## Problem to solve
Look through the material below. Copy each line that contains the string "para".

|---|

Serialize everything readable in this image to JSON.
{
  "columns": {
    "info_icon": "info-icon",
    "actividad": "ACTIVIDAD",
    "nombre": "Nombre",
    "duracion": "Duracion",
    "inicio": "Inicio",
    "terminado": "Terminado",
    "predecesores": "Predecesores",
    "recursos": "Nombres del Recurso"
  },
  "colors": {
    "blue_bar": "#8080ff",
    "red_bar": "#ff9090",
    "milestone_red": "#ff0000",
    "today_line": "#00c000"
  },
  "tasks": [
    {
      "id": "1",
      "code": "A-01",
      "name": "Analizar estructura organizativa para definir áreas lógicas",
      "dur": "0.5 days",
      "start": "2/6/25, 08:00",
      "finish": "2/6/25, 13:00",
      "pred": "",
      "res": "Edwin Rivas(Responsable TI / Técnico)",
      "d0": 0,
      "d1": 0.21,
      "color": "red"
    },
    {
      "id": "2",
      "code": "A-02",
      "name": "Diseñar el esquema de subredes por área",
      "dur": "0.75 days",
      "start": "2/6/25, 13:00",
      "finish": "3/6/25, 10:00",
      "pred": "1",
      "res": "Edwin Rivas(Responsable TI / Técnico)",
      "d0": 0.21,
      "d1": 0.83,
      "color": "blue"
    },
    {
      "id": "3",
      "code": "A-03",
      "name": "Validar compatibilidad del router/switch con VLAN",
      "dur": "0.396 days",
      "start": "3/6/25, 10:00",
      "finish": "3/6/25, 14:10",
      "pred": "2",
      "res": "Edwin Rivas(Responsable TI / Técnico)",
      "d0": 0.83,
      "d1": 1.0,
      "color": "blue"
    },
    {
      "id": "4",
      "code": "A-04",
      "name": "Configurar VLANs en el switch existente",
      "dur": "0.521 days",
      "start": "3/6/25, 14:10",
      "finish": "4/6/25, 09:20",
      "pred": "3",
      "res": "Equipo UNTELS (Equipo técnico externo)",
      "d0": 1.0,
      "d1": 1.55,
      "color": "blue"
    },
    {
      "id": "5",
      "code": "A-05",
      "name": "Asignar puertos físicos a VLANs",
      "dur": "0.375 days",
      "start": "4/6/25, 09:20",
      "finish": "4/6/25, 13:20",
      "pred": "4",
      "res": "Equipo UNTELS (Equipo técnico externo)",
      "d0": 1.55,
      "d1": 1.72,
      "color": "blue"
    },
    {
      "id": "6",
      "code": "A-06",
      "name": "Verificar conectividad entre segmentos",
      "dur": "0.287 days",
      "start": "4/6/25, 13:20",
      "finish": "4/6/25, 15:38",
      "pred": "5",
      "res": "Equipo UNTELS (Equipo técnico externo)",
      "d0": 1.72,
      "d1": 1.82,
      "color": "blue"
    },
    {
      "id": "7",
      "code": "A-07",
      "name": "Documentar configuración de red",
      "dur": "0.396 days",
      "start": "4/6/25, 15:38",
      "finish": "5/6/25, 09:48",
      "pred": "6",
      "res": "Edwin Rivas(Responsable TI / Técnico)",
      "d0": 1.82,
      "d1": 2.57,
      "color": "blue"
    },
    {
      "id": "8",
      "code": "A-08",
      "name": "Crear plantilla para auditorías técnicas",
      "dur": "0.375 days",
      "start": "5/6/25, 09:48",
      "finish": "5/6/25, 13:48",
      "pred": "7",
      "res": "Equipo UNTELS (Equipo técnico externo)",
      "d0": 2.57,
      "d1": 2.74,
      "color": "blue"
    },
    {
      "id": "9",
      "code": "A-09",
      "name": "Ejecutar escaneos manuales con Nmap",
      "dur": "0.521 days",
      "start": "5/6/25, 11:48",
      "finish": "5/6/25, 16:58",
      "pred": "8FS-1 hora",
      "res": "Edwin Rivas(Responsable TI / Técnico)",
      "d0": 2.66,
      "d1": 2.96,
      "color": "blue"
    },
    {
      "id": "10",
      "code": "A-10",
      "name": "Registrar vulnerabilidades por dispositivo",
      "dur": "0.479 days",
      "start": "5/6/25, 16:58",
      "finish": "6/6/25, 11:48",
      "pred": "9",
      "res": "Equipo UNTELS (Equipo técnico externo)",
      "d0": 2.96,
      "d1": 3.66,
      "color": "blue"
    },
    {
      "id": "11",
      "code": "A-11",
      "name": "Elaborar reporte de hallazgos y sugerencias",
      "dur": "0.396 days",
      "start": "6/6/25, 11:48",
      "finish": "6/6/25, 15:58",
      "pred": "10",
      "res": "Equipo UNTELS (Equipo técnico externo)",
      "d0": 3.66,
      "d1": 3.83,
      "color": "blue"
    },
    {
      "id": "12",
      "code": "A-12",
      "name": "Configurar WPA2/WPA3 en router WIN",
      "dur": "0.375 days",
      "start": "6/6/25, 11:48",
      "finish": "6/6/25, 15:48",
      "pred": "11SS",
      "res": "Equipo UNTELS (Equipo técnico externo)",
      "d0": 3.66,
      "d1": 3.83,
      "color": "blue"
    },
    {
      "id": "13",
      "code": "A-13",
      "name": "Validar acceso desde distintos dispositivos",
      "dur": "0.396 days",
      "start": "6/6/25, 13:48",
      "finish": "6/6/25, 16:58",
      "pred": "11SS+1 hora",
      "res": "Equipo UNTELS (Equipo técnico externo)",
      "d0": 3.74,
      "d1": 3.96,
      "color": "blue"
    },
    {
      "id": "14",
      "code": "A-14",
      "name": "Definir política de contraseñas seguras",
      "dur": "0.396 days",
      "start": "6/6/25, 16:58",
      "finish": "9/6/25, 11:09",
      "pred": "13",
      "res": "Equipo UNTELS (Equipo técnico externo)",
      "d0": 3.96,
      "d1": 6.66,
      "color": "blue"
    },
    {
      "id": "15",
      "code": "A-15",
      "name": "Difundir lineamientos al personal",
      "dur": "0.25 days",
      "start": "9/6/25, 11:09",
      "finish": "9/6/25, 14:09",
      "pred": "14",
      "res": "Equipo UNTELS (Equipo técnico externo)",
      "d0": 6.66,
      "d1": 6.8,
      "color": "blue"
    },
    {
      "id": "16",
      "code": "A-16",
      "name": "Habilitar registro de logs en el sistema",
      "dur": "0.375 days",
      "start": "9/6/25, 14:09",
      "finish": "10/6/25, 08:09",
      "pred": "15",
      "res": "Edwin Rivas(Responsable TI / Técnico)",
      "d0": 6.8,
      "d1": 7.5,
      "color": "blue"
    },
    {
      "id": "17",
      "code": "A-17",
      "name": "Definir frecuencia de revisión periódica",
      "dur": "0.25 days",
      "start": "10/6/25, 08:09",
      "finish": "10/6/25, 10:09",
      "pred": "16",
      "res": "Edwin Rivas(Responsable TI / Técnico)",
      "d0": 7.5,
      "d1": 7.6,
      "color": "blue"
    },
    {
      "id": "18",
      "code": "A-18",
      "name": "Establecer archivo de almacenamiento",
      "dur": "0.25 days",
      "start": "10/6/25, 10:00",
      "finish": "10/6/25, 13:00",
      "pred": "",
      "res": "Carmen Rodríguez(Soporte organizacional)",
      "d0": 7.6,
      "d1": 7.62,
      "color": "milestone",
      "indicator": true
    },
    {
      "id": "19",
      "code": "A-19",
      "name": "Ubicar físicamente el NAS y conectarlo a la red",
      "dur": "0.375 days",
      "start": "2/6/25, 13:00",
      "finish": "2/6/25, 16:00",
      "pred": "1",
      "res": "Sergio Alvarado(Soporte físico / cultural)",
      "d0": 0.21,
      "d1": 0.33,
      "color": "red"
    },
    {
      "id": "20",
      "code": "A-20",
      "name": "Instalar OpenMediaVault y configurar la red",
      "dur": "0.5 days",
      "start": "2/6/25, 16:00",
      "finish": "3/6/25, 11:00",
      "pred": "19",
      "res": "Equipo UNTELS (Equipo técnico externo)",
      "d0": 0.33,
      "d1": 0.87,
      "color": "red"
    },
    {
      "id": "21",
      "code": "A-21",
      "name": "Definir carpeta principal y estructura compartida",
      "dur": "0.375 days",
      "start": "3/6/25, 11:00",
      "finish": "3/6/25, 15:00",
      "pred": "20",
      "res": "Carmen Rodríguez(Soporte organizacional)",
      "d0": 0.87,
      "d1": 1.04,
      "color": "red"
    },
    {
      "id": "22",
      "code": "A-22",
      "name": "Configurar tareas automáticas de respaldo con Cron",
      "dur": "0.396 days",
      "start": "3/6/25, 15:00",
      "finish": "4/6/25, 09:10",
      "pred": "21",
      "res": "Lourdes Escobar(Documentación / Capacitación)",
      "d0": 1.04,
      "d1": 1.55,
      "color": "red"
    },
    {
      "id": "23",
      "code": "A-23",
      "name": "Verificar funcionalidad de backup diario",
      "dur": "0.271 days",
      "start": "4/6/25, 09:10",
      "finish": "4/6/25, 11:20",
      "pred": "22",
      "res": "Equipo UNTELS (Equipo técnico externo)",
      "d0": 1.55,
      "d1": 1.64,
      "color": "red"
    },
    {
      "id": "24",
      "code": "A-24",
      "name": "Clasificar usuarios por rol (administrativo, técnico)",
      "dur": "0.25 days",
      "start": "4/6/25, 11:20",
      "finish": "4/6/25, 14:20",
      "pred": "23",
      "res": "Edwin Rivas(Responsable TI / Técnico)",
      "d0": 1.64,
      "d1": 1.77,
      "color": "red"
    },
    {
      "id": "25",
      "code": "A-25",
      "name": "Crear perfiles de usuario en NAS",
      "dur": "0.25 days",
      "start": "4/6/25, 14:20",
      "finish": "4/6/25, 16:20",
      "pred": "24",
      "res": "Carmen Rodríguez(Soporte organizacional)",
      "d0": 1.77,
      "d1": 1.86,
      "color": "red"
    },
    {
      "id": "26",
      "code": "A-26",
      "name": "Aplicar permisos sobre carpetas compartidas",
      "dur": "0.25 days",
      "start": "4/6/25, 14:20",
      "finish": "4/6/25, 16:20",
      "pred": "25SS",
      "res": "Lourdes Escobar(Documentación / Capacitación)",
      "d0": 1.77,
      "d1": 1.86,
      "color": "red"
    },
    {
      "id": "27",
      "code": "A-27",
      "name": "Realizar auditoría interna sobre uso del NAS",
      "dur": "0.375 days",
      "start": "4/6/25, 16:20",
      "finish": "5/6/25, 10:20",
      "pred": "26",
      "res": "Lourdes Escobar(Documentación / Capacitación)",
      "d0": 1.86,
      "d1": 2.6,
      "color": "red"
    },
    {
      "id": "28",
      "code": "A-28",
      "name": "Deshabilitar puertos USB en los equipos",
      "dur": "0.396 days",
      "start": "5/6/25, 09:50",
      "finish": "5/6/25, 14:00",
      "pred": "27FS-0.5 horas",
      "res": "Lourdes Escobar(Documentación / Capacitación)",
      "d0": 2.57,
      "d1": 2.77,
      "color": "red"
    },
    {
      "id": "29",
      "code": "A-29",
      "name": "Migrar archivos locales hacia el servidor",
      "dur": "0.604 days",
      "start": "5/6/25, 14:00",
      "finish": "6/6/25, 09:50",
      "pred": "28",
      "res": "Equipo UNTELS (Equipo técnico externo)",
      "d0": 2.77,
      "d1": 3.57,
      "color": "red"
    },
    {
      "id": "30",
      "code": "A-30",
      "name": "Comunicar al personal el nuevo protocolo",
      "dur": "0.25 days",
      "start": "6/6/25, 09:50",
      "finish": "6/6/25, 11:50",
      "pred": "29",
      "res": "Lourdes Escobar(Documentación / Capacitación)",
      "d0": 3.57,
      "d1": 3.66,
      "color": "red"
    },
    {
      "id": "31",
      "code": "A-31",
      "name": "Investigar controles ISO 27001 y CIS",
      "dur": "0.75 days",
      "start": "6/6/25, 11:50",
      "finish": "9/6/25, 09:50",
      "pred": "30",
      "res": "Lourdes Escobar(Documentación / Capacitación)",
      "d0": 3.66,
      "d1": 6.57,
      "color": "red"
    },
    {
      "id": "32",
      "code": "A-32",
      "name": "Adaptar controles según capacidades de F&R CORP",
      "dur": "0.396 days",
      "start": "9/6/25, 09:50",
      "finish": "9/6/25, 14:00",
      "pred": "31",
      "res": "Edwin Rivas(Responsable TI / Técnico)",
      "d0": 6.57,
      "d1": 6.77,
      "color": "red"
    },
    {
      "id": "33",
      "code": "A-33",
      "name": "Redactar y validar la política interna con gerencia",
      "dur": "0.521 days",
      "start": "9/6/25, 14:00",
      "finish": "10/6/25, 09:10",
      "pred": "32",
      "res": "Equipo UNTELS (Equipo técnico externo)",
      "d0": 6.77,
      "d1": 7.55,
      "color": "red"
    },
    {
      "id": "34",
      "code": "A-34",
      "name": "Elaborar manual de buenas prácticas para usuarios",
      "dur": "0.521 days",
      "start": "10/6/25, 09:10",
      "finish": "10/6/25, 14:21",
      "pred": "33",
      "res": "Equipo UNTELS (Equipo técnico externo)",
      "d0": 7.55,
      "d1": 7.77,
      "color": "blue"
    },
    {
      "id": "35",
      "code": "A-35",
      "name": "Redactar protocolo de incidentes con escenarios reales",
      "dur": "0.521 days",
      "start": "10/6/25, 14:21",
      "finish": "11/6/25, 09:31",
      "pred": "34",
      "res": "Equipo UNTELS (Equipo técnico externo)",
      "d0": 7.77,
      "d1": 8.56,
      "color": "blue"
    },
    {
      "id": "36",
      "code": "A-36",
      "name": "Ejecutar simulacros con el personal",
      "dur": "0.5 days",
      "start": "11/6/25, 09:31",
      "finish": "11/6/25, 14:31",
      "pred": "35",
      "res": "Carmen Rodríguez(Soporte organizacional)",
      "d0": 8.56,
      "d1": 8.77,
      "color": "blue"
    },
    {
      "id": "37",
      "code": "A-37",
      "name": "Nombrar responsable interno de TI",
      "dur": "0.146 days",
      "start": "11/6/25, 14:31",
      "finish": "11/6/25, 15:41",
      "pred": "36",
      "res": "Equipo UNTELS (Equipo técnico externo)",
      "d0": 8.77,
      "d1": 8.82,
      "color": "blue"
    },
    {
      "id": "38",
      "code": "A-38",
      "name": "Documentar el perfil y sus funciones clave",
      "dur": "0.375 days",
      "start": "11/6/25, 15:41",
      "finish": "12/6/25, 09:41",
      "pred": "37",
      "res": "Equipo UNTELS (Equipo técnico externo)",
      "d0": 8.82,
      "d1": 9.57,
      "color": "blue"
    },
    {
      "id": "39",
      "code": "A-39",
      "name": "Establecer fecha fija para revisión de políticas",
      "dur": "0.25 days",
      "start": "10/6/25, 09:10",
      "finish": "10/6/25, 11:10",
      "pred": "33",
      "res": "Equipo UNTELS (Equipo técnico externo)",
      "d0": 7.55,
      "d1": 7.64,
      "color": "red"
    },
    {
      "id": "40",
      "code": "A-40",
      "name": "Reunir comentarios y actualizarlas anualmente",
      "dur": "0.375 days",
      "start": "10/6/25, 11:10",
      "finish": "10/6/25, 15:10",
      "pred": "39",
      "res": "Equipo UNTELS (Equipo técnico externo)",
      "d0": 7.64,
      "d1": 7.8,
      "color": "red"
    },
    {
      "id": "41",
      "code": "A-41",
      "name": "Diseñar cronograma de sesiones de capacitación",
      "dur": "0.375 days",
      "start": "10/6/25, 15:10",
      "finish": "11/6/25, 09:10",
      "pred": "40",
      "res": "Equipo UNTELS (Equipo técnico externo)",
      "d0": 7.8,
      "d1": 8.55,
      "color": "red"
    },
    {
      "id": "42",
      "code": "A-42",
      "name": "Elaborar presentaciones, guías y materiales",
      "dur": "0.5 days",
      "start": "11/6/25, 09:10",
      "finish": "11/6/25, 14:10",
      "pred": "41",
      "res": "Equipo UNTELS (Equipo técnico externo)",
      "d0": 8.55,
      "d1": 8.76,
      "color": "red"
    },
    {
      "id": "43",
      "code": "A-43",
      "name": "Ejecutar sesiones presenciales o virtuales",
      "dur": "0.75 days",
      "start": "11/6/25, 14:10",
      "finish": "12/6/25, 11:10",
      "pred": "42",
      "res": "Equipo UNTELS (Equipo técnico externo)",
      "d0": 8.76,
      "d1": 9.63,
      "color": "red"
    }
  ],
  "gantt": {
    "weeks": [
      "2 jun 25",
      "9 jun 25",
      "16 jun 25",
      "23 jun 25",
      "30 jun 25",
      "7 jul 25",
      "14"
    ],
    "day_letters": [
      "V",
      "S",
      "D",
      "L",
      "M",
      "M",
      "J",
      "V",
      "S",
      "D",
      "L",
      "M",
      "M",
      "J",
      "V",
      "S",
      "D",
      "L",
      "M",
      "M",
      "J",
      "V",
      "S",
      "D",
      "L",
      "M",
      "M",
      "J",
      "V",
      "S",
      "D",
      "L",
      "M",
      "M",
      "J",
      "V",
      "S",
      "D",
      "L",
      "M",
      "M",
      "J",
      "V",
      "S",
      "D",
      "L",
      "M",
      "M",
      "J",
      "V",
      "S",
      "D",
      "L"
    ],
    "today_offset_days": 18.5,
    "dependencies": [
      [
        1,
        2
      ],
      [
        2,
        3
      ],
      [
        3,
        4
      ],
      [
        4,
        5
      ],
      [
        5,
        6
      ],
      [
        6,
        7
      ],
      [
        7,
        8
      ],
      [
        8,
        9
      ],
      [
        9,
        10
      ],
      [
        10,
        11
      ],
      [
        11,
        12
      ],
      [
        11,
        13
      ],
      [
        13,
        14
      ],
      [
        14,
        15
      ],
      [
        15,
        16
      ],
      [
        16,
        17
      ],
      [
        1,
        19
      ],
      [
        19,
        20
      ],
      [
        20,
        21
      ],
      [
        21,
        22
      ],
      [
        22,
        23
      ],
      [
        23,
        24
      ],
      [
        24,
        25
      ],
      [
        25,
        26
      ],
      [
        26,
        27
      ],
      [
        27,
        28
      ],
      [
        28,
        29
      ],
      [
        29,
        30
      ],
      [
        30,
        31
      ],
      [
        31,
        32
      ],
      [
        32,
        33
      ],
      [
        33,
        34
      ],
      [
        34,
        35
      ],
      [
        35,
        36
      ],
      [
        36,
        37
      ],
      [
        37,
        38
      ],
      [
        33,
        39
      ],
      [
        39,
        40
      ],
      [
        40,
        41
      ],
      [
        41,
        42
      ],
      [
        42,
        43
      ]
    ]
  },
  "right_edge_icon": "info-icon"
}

|---|

## Response for this exercise
      "name": "Analizar estructura organizativa para definir áreas lógicas",
      "name": "Crear plantilla para auditorías técnicas",
      "name": "Elaborar manual de buenas prácticas para usuarios",
      "name": "Establecer fecha fija para revisión de políticas",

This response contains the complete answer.